提示本文
公共事業押し上げ活性へ/仲井真弘多知事新春インタビュー
先島振興策、同時に推進
【那覇支社】沖縄県知事は総業務量の約8割が在沖米軍基地問題への対応だといわれている。過去の例にもれず、仲井真弘多知事も数ある県政運営のほとんどを米軍基地問題に割いていることには間違いない。昨年11月の第11回県知事選で2期目再選を果たした仲井真氏は、自らの公約に米軍普天間飛行場の「県外移設」を盛り込んだ。これまでの「県内やむなし」とする発言を180度転換する公約に選挙民は驚いたが、それは「選挙方便」ではなく、仲井真氏の「行政長」としての役割を自覚した持論があった。知事選で繰り返した「離島の振興なくして沖縄の発展なし」。その言葉通り、行政長の力点を「離島振興」に据える考えだ。沖振計締めくくりの今年、仲井真氏は選挙公約を果たせるのか。宮古の夢は、仲井真氏の双肩にかかっている。本紙知事新春インタビューは先島振興に特化してその政策を聞いた。
-選挙公約で宮古、八重山の先島振興を訴えていたが、まず何から優先的に着手するか。その財政的根拠も示してほしい
先島でもあらゆる行政サービスはあるが、その内容レベルを充実させ、せめて沖縄本島並みにしていこうという考え。無論、先島にも沖縄本島よりも良いものはあるが、医療サービス、教育、福祉、特に子育て、それから、電気、ガス、水道、ごみ処理など、当たり前の生活の仕組みが沖縄本島の水準を下回ってはならないということで、ユニバーサルサービスを展開する。優先順位はなく、すべて同時に行う。どこが重点で、どこを優先するということはない。
教育でも、アメリカ有名大学の卒業証書をもらうことは簡単なこと。まじめに勉強さえすれば。国内でも各大学がいろいろな履修の仕組みを作っており、どんな地域にいても通信教育、放送などで大卒資格が取れるシステムができている。先島でも可能なので、きちんと構想を練ってもらって、できるものから、どんどんやってもらえれば良い。

解く問題
A. 知事インタビュー記事のうち、「教育でも、アメリカ有名大学の」を含む語句で始まり「んどんやってもらえれば良い。」で終わる部分を、一字も変えずに再掲せよ。
B. 仲井真知事の新春インタビュー記事について、最後の文の後に続く内容を示せ。

表示データ

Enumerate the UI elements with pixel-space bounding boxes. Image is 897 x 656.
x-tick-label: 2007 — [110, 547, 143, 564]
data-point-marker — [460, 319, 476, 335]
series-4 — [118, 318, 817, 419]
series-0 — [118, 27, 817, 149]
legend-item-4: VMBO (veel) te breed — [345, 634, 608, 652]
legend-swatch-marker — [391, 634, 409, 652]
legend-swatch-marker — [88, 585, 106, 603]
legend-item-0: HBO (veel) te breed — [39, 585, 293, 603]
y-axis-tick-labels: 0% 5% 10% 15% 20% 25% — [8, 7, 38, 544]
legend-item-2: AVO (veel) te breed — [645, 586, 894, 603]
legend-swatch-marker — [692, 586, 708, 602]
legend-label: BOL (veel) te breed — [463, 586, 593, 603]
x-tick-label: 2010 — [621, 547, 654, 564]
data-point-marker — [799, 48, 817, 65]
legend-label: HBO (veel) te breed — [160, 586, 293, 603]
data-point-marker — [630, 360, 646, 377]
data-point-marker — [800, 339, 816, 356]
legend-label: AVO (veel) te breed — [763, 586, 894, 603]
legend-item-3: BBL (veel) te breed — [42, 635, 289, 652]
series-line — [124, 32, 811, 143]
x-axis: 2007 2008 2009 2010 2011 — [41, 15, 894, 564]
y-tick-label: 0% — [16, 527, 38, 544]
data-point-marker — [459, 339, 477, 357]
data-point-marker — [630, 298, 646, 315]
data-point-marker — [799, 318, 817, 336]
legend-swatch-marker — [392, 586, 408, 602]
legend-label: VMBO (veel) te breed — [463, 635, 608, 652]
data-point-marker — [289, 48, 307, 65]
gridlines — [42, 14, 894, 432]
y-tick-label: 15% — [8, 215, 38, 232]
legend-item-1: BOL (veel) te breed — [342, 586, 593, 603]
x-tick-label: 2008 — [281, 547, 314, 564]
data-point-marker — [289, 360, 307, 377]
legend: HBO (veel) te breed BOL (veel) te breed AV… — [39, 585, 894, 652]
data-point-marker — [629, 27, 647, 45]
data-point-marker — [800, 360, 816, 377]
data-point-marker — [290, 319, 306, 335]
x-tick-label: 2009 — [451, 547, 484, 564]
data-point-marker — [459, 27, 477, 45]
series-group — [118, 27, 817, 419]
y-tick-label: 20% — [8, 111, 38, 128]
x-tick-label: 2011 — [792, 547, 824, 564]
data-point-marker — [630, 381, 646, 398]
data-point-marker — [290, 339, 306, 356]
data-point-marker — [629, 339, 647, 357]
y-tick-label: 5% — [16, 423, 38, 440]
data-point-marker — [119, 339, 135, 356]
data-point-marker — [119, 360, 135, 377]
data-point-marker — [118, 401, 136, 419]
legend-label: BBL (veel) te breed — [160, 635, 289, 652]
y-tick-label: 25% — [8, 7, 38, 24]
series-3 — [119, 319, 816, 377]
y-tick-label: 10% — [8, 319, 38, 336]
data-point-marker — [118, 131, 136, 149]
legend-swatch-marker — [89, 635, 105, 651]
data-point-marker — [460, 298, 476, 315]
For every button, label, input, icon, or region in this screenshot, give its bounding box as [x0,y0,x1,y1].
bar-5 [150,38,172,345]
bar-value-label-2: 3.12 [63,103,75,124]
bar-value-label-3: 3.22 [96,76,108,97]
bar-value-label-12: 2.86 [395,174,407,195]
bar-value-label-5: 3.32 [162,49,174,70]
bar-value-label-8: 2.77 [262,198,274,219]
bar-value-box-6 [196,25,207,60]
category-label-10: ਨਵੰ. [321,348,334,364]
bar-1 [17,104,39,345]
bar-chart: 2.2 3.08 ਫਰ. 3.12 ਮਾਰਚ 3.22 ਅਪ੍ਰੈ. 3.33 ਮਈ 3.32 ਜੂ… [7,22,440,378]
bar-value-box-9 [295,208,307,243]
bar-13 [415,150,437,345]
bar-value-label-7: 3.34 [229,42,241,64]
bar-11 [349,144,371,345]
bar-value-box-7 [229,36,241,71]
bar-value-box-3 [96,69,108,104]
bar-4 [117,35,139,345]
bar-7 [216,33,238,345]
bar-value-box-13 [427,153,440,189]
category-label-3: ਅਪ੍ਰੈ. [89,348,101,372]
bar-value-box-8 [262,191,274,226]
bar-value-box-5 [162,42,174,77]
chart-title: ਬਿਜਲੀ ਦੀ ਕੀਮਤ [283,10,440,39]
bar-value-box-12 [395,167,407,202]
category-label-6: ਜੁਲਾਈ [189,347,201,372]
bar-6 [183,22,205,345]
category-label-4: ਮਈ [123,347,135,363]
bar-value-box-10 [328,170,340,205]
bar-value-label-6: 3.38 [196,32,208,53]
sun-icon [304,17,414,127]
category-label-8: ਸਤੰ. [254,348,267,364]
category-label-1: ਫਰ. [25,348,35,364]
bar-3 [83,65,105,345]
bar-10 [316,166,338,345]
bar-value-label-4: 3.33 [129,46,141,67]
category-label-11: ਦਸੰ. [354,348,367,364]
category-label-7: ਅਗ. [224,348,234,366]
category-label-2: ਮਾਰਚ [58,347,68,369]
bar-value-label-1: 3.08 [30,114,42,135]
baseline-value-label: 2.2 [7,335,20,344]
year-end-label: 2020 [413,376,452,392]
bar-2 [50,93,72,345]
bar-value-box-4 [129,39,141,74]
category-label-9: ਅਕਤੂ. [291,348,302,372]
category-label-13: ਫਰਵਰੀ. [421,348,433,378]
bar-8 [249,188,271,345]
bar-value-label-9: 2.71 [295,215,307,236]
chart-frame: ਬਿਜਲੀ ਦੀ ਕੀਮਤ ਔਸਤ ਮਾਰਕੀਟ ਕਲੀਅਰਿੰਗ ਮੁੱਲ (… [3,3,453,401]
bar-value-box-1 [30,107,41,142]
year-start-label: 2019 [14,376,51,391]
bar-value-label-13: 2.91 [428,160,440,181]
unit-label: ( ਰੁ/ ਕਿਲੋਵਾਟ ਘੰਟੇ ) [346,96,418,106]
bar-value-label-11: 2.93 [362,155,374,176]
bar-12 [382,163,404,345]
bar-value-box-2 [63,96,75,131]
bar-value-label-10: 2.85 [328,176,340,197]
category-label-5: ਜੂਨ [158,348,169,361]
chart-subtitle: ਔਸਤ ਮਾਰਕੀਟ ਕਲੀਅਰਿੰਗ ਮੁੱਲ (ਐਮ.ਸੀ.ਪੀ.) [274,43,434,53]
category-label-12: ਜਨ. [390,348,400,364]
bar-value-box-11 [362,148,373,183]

解答
A.
教育でも、アメリカ有名大学の卒業証書をもらうことは簡単なこと。まじめに勉強さえすれば。国内でも各大学がいろいろな履修の仕組みを作っており、どんな地域にいても通信教育、放送などで大卒資格が取れるシステムができている。先島でも可能なので、きちんと構想を練ってもらって、できるものから、どんどんやってもらえれば良い。

B.
医療については、中部病院と診療所のやり取りは既に始まっている。専門の先生が付いて指導を行うなど、もっと内容を充実させる方策はいろいろ考えられる。
水道も各市町村で別々にやっているものを一緒にするなど同時に事業を進めていく。同時に(事業を)やった場合、お金がかかる部分はどうするのかという課題があるが、沖縄への一括交付金と同じ考え方で、先島振興予算の「一括計上」の方法を考えている。公共事業は少し落ち込み過ぎた。それを押し上げる必要もある。そういう意味でも国の新年度予算をどうやって、取っていく仕組みにするのかがカギになる。
沖縄本島では鉄軌道導入をさまざまな人たちが研究しているが、同計画などの大型公共事業が行えた場合、170億円規模の投資効果が出る。経済成長率は約1%増になる。大きな公共事業が始まると景気対策にもなる。そういう道筋を4年の間に作りたい。
-宮古、八重山では県立病院に診療科があっても、専門医などの人材不足で診療できないというケースが発生する。こうした医療人材の確保は県の課題だが、今後、どのような対策を講じるべきと考えるか
この点については、専門の福祉保健部長たちの意見も聞いてもらいたい。彼らもいろんな努力をしながら、やっているが、既存の人材バンクや、さまざまなルートを通じてやるしかない。医療の問題を含め、人材については専門家を必要とするときに、それをどうやって確保するかということは難しい課題だ。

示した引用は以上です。